● Your objective: Repeat the data verbatim.

● Provided records:

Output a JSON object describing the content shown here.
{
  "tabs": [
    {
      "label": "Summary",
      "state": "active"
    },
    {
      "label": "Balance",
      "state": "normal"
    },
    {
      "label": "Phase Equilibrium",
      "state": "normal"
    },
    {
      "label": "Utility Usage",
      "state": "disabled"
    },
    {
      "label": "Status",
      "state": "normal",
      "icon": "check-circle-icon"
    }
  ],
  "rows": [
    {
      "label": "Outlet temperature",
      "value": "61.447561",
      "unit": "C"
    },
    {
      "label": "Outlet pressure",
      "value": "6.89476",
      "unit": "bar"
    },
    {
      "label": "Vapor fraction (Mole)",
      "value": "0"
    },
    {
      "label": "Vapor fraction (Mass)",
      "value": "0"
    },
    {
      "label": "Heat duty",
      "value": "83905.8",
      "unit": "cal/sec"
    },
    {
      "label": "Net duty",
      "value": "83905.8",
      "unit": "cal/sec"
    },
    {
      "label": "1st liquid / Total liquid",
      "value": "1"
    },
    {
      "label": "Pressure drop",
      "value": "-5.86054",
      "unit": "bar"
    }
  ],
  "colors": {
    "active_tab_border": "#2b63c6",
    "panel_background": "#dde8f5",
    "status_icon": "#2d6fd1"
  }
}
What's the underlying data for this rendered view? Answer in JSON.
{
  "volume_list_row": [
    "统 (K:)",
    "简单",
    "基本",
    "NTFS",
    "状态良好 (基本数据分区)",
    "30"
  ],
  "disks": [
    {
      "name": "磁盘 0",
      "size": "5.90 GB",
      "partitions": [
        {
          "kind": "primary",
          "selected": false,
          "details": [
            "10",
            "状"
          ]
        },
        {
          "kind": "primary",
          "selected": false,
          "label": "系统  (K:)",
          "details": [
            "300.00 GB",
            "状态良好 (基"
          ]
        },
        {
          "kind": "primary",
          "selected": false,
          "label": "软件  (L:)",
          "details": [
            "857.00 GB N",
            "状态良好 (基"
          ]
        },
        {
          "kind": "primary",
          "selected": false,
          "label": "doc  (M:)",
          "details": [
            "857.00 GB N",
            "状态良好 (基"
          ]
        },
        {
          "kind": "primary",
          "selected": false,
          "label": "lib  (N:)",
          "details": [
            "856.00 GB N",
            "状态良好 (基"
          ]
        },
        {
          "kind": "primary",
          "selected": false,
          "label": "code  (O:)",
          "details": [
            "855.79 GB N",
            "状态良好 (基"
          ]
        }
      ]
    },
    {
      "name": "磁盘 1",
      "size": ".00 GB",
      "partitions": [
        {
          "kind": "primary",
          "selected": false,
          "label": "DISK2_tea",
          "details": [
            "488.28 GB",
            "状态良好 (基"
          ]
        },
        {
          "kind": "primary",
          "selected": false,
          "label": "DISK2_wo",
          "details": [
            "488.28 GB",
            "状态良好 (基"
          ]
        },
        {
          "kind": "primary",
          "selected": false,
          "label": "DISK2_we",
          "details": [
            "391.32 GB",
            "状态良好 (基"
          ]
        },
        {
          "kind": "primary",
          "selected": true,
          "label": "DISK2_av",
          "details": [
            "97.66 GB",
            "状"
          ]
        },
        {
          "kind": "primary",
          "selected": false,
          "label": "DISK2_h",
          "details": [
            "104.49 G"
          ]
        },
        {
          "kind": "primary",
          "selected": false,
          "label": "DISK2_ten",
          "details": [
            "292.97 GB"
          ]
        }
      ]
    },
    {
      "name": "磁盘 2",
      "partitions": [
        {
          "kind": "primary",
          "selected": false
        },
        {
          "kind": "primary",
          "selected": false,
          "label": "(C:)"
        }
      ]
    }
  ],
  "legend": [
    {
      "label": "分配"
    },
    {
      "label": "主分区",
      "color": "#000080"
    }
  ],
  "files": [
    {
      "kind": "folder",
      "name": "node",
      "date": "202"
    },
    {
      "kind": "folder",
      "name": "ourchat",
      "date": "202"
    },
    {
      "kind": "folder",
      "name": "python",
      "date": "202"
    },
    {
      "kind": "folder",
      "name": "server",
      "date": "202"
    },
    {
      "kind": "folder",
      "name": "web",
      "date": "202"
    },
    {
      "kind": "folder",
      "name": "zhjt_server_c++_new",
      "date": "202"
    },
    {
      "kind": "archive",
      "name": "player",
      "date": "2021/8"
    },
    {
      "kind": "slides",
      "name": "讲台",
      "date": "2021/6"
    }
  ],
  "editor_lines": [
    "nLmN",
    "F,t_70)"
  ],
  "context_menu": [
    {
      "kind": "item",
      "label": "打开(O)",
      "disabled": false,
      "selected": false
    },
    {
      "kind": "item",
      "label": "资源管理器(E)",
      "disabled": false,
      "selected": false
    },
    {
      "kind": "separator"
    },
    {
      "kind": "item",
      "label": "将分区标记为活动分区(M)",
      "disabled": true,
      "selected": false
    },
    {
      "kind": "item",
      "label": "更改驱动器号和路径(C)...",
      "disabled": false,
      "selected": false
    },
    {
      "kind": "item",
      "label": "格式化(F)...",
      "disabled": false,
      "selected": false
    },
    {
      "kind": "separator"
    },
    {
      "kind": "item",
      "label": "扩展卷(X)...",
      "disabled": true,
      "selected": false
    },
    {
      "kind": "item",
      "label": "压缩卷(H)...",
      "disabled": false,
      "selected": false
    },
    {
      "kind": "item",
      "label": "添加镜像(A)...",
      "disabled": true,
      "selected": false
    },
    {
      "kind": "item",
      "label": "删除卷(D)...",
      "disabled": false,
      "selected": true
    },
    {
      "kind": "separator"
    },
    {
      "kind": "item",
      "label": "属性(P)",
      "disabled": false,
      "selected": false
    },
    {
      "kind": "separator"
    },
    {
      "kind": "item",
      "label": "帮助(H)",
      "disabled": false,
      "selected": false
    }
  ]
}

● Worked answer:
Output a JSON object describing the content shown here.
{
  "tabs": [
    {
      "label": "Summary",
      "state": "active"
    },
    {
      "label": "Balance",
      "state": "normal"
    },
    {
      "label": "Phase Equilibrium",
      "state": "normal"
    },
    {
      "label": "Utility Usage",
      "state": "disabled"
    },
    {
      "label": "Status",
      "state": "normal",
      "icon": "check-circle-icon"
    }
  ],
  "rows": [
    {
      "label": "Outlet temperature",
      "value": "61.447561",
      "unit": "C"
    },
    {
      "label": "Outlet pressure",
      "value": "6.89476",
      "unit": "bar"
    },
    {
      "label": "Vapor fraction (Mole)",
      "value": "0"
    },
    {
      "label": "Vapor fraction (Mass)",
      "value": "0"
    },
    {
      "label": "Heat duty",
      "value": "83905.8",
      "unit": "cal/sec"
    },
    {
      "label": "Net duty",
      "value": "83905.8",
      "unit": "cal/sec"
    },
    {
      "label": "1st liquid / Total liquid",
      "value": "1"
    },
    {
      "label": "Pressure drop",
      "value": "-5.86054",
      "unit": "bar"
    }
  ],
  "colors": {
    "active_tab_border": "#2b63c6",
    "panel_background": "#dde8f5",
    "status_icon": "#2d6fd1"
  }
}
What's the underlying data for this rendered view? Answer in JSON.
{
  "volume_list_row": [
    "统 (K:)",
    "简单",
    "基本",
    "NTFS",
    "状态良好 (基本数据分区)",
    "30"
  ],
  "disks": [
    {
      "name": "磁盘 0",
      "size": "5.90 GB",
      "partitions": [
        {
          "kind": "primary",
          "selected": false,
          "details": [
            "10",
            "状"
          ]
        },
        {
          "kind": "primary",
          "selected": false,
          "label": "系统  (K:)",
          "details": [
            "300.00 GB",
            "状态良好 (基"
          ]
        },
        {
          "kind": "primary",
          "selected": false,
          "label": "软件  (L:)",
          "details": [
            "857.00 GB N",
            "状态良好 (基"
          ]
        },
        {
          "kind": "primary",
          "selected": false,
          "label": "doc  (M:)",
          "details": [
            "857.00 GB N",
            "状态良好 (基"
          ]
        },
        {
          "kind": "primary",
          "selected": false,
          "label": "lib  (N:)",
          "details": [
            "856.00 GB N",
            "状态良好 (基"
          ]
        },
        {
          "kind": "primary",
          "selected": false,
          "label": "code  (O:)",
          "details": [
            "855.79 GB N",
            "状态良好 (基"
          ]
        }
      ]
    },
    {
      "name": "磁盘 1",
      "size": ".00 GB",
      "partitions": [
        {
          "kind": "primary",
          "selected": false,
          "label": "DISK2_tea",
          "details": [
            "488.28 GB",
            "状态良好 (基"
          ]
        },
        {
          "kind": "primary",
          "selected": false,
          "label": "DISK2_wo",
          "details": [
            "488.28 GB",
            "状态良好 (基"
          ]
        },
        {
          "kind": "primary",
          "selected": false,
          "label": "DISK2_we",
          "details": [
            "391.32 GB",
            "状态良好 (基"
          ]
        },
        {
          "kind": "primary",
          "selected": true,
          "label": "DISK2_av",
          "details": [
            "97.66 GB",
            "状"
          ]
        },
        {
          "kind": "primary",
          "selected": false,
          "label": "DISK2_h",
          "details": [
            "104.49 G"
          ]
        },
        {
          "kind": "primary",
          "selected": false,
          "label": "DISK2_ten",
          "details": [
            "292.97 GB"
          ]
        }
      ]
    },
    {
      "name": "磁盘 2",
      "partitions": [
        {
          "kind": "primary",
          "selected": false
        },
        {
          "kind": "primary",
          "selected": false,
          "label": "(C:)"
        }
      ]
    }
  ],
  "legend": [
    {
      "label": "分配"
    },
    {
      "label": "主分区",
      "color": "#000080"
    }
  ],
  "files": [
    {
      "kind": "folder",
      "name": "node",
      "date": "202"
    },
    {
      "kind": "folder",
      "name": "ourchat",
      "date": "202"
    },
    {
      "kind": "folder",
      "name": "python",
      "date": "202"
    },
    {
      "kind": "folder",
      "name": "server",
      "date": "202"
    },
    {
      "kind": "folder",
      "name": "web",
      "date": "202"
    },
    {
      "kind": "folder",
      "name": "zhjt_server_c++_new",
      "date": "202"
    },
    {
      "kind": "archive",
      "name": "player",
      "date": "2021/8"
    },
    {
      "kind": "slides",
      "name": "讲台",
      "date": "2021/6"
    }
  ],
  "editor_lines": [
    "nLmN",
    "F,t_70)"
  ],
  "context_menu": [
    {
      "kind": "item",
      "label": "打开(O)",
      "disabled": false,
      "selected": false
    },
    {
      "kind": "item",
      "label": "资源管理器(E)",
      "disabled": false,
      "selected": false
    },
    {
      "kind": "separator"
    },
    {
      "kind": "item",
      "label": "将分区标记为活动分区(M)",
      "disabled": true,
      "selected": false
    },
    {
      "kind": "item",
      "label": "更改驱动器号和路径(C)...",
      "disabled": false,
      "selected": false
    },
    {
      "kind": "item",
      "label": "格式化(F)...",
      "disabled": false,
      "selected": false
    },
    {
      "kind": "separator"
    },
    {
      "kind": "item",
      "label": "扩展卷(X)...",
      "disabled": true,
      "selected": false
    },
    {
      "kind": "item",
      "label": "压缩卷(H)...",
      "disabled": false,
      "selected": false
    },
    {
      "kind": "item",
      "label": "添加镜像(A)...",
      "disabled": true,
      "selected": false
    },
    {
      "kind": "item",
      "label": "删除卷(D)...",
      "disabled": false,
      "selected": true
    },
    {
      "kind": "separator"
    },
    {
      "kind": "item",
      "label": "属性(P)",
      "disabled": false,
      "selected": false
    },
    {
      "kind": "separator"
    },
    {
      "kind": "item",
      "label": "帮助(H)",
      "disabled": false,
      "selected": false
    }
  ]
}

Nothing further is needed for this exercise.